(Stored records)
....................

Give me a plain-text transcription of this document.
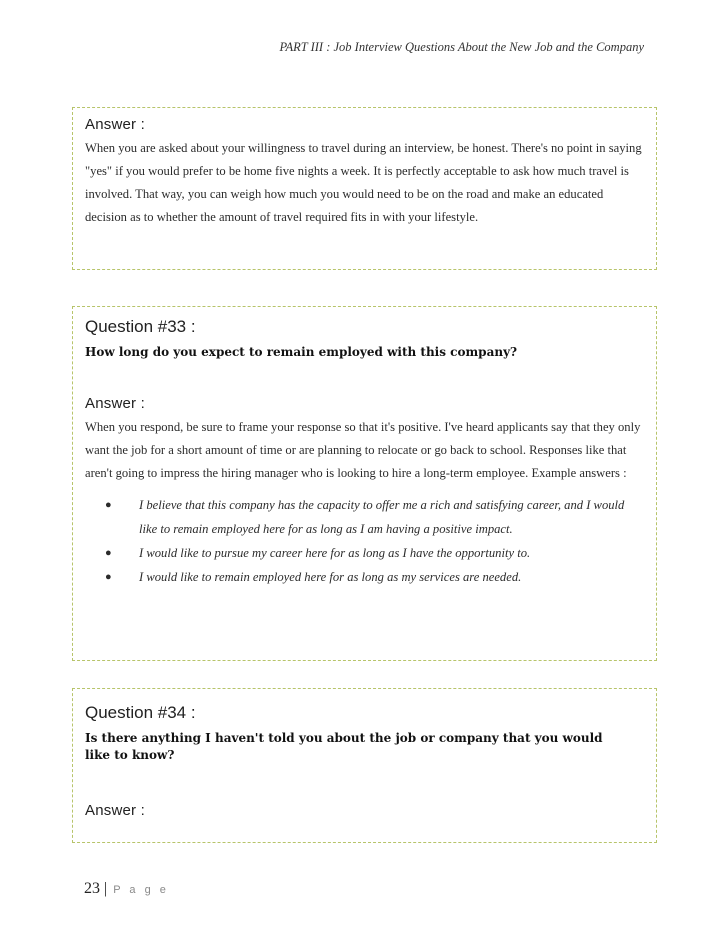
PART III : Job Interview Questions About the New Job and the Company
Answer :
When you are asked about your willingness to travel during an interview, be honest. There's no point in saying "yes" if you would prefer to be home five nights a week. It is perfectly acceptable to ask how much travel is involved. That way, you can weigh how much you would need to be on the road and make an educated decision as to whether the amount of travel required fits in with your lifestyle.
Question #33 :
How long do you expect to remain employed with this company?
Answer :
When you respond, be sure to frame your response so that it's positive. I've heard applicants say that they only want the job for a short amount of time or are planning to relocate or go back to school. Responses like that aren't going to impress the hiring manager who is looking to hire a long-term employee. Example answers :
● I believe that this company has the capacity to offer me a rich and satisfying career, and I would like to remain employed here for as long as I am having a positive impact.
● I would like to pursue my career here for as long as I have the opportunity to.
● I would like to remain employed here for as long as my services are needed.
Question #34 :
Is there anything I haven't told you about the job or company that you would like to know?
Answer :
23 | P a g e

....................

[WHAT TO DO]
Copy every line above word for word and exclude the pictures.

[EXPECTED ANSWER]
Give me a plain-text transcription of this document.
PART III : Job Interview Questions About the New Job and the Company
Answer :
When you are asked about your willingness to travel during an interview, be honest. There's no point in saying "yes" if you would prefer to be home five nights a week. It is perfectly acceptable to ask how much travel is involved. That way, you can weigh how much you would need to be on the road and make an educated decision as to whether the amount of travel required fits in with your lifestyle.
Question #33 :
How long do you expect to remain employed with this company?
Answer :
When you respond, be sure to frame your response so that it's positive. I've heard applicants say that they only want the job for a short amount of time or are planning to relocate or go back to school. Responses like that aren't going to impress the hiring manager who is looking to hire a long-term employee. Example answers :
● I believe that this company has the capacity to offer me a rich and satisfying career, and I would like to remain employed here for as long as I am having a positive impact.
● I would like to pursue my career here for as long as I have the opportunity to.
● I would like to remain employed here for as long as my services are needed.
Question #34 :
Is there anything I haven't told you about the job or company that you would like to know?
Answer :
23 | P a g e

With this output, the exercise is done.